=== Direction ===
Wherever the word "entre" shows up in a line, please copy that line.
:: Recorded data ::
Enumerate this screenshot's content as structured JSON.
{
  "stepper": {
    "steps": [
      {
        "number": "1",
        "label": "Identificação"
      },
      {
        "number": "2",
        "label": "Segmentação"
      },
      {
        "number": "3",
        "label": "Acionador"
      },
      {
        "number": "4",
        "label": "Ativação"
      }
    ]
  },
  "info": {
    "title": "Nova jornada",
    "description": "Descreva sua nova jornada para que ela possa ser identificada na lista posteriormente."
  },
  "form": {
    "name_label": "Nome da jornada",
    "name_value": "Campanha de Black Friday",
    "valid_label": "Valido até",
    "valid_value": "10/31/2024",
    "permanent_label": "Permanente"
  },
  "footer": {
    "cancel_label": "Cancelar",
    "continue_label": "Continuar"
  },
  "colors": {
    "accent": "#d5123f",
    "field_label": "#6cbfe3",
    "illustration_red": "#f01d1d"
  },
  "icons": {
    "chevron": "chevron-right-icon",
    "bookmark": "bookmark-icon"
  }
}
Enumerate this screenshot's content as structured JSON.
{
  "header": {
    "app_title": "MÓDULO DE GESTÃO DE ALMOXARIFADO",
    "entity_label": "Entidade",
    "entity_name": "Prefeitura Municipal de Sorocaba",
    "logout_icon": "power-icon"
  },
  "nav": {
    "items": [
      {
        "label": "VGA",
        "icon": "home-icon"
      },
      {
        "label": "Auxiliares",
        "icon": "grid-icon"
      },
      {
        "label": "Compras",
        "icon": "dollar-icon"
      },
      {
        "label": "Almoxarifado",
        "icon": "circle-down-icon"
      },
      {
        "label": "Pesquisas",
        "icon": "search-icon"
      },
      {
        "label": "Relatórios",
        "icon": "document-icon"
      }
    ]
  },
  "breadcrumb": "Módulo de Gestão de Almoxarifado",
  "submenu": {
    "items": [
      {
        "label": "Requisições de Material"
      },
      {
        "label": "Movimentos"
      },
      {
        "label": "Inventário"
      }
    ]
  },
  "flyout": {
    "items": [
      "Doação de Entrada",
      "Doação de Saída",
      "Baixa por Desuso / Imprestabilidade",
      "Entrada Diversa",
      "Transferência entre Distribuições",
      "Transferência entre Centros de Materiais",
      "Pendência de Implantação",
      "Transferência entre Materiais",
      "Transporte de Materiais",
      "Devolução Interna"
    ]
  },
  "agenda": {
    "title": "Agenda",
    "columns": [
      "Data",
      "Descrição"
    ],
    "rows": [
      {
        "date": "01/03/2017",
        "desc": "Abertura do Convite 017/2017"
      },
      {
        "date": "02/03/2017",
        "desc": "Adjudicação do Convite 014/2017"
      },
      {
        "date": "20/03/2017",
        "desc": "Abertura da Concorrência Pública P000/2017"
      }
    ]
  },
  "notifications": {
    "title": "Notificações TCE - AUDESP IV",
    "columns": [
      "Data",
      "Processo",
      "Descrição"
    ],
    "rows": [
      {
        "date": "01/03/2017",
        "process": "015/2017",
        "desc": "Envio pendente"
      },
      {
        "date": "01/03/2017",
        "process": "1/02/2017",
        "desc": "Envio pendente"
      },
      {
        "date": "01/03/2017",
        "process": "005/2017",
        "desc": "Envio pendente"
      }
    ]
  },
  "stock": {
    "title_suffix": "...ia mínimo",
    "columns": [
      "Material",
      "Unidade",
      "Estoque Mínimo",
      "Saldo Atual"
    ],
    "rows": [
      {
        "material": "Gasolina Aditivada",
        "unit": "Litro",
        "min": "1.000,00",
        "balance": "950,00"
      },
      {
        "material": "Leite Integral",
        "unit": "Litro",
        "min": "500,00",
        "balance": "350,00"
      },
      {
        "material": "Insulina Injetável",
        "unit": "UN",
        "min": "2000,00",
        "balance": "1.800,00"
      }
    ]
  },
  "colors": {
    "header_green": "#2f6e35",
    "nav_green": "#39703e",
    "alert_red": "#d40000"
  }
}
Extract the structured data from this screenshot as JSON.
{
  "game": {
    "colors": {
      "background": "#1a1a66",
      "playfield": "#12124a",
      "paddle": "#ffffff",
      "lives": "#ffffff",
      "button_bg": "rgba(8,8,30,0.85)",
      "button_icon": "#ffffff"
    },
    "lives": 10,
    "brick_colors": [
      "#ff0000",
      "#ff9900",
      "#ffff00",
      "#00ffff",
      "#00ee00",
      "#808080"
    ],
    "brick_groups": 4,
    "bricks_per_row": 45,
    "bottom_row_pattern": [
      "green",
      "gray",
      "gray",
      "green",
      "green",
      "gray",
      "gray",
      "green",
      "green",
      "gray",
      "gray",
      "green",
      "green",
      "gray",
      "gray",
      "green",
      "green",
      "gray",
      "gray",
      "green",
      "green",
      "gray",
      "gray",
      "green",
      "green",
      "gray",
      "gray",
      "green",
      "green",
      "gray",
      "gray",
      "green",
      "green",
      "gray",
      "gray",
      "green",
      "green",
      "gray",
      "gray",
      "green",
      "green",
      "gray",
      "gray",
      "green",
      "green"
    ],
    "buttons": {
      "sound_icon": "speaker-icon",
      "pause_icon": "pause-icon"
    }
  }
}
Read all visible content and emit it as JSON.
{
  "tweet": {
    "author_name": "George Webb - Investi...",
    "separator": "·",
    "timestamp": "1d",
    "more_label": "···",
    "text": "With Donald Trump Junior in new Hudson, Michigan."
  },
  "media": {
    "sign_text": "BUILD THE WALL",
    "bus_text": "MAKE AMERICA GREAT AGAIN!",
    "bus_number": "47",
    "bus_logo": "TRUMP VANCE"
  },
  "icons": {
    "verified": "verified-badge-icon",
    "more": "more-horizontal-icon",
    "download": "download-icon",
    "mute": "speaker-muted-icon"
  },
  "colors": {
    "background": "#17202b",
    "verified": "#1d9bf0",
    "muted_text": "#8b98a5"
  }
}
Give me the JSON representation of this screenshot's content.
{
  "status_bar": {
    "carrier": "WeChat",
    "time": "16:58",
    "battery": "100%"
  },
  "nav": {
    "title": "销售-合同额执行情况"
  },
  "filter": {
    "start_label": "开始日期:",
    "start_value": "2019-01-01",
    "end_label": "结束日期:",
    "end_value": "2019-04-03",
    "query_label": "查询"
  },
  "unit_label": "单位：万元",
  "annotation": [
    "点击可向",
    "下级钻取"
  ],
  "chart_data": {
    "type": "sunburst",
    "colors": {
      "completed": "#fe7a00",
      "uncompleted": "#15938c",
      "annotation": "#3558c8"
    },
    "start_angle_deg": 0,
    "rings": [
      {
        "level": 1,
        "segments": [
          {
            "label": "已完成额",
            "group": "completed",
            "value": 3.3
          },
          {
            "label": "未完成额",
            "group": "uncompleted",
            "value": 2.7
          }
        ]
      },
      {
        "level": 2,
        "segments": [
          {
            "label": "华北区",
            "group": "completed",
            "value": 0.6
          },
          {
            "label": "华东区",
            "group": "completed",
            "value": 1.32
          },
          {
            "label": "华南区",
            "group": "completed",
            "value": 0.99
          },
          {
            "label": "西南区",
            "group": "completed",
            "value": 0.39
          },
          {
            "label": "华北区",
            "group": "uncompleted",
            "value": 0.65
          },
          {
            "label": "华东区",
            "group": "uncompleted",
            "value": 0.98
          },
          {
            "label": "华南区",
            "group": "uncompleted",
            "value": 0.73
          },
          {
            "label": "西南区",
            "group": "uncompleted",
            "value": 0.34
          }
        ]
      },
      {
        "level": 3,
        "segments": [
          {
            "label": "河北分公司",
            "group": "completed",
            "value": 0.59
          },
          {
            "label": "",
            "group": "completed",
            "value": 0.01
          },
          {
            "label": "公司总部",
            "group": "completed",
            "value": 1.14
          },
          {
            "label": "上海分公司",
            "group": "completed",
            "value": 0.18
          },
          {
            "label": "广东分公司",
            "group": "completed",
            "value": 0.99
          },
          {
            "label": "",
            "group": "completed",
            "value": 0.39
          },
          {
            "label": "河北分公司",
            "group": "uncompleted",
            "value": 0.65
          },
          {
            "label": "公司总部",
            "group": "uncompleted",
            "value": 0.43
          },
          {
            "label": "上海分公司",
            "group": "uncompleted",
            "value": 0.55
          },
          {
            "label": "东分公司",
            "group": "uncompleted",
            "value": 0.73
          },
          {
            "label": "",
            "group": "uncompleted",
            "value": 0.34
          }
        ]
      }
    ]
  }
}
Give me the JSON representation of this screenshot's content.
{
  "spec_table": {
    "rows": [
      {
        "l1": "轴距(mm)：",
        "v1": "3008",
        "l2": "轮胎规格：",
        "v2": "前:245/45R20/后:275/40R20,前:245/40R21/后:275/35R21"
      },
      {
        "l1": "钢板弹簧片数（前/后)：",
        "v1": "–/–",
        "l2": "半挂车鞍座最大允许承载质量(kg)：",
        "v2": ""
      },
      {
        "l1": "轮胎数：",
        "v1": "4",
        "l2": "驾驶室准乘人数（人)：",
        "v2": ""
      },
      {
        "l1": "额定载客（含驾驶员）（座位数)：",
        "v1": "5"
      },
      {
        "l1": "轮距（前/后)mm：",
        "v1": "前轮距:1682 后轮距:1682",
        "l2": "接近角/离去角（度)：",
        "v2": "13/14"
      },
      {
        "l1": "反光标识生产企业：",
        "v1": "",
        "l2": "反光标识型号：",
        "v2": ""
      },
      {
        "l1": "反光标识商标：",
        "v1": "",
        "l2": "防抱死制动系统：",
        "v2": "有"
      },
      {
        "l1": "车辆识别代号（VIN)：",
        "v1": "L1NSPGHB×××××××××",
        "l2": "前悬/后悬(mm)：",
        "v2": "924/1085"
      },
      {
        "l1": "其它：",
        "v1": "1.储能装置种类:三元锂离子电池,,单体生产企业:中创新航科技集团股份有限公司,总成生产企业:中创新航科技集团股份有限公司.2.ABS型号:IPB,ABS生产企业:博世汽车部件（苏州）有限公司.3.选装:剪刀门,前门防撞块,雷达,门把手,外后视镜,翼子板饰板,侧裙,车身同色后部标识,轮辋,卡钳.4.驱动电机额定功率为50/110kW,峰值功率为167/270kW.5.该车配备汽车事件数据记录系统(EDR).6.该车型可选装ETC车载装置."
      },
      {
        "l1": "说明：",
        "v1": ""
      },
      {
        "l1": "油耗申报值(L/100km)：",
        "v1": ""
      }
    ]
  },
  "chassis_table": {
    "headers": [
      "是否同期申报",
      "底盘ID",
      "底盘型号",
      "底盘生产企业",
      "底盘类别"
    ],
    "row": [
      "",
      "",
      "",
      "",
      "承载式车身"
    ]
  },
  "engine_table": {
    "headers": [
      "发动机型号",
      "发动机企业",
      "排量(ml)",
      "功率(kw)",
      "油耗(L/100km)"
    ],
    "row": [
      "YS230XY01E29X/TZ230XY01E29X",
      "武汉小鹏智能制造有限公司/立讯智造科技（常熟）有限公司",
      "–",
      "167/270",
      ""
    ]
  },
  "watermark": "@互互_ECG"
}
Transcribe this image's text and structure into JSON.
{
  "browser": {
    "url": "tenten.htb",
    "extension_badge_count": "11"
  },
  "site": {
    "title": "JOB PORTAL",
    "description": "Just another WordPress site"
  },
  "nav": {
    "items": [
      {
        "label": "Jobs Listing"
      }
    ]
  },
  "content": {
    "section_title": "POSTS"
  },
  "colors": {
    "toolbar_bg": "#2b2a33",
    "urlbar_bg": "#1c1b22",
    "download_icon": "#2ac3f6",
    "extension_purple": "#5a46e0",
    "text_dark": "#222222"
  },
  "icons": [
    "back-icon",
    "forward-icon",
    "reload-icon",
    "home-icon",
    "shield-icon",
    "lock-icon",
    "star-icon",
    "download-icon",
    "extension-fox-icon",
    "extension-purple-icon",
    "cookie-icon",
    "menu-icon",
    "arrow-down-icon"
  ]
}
:::
=== Solution for this task ===
      "Transferência entre Distribuições",
      "Transferência entre Centros de Materiais",
      "Transferência entre Materiais",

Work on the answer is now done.